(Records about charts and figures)
┏━━

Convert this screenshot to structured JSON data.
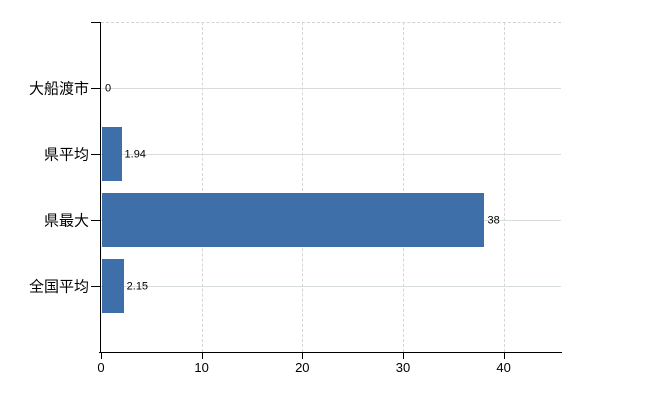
{
  "chart_data": {
    "type": "bar",
    "orientation": "horizontal",
    "title": "",
    "xlabel": "",
    "ylabel": "",
    "categories": [
      "大船渡市",
      "県平均",
      "県最大",
      "全国平均"
    ],
    "values": [
      0,
      1.94,
      38,
      2.15
    ],
    "value_labels": [
      "0",
      "1.94",
      "38",
      "2.15"
    ],
    "x_ticks": [
      "0",
      "10",
      "20",
      "30",
      "40"
    ],
    "x_tick_values": [
      0,
      10,
      20,
      30,
      40
    ],
    "xlim": [
      0,
      45.7
    ],
    "grid": true,
    "legend": false,
    "colors": {
      "bar": "#3f6fa9",
      "grid_horizontal": "#d7ddd7",
      "grid_vertical": "#d9d3d9",
      "plot_border_dashed": "#d3d3d3",
      "axis": "#000000",
      "text": "#000000",
      "background": "#ffffff"
    }
  }
}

┗━━

Pictures stay out; reproduce every line of the records exactly.

▶ Solution to this exercise:
Convert this screenshot to structured JSON data.
{
  "chart_data": {
    "type": "bar",
    "orientation": "horizontal",
    "title": "",
    "xlabel": "",
    "ylabel": "",
    "categories": [
      "大船渡市",
      "県平均",
      "県最大",
      "全国平均"
    ],
    "values": [
      0,
      1.94,
      38,
      2.15
    ],
    "value_labels": [
      "0",
      "1.94",
      "38",
      "2.15"
    ],
    "x_ticks": [
      "0",
      "10",
      "20",
      "30",
      "40"
    ],
    "x_tick_values": [
      0,
      10,
      20,
      30,
      40
    ],
    "xlim": [
      0,
      45.7
    ],
    "grid": true,
    "legend": false,
    "colors": {
      "bar": "#3f6fa9",
      "grid_horizontal": "#d7ddd7",
      "grid_vertical": "#d9d3d9",
      "plot_border_dashed": "#d3d3d3",
      "axis": "#000000",
      "text": "#000000",
      "background": "#ffffff"
    }
  }
}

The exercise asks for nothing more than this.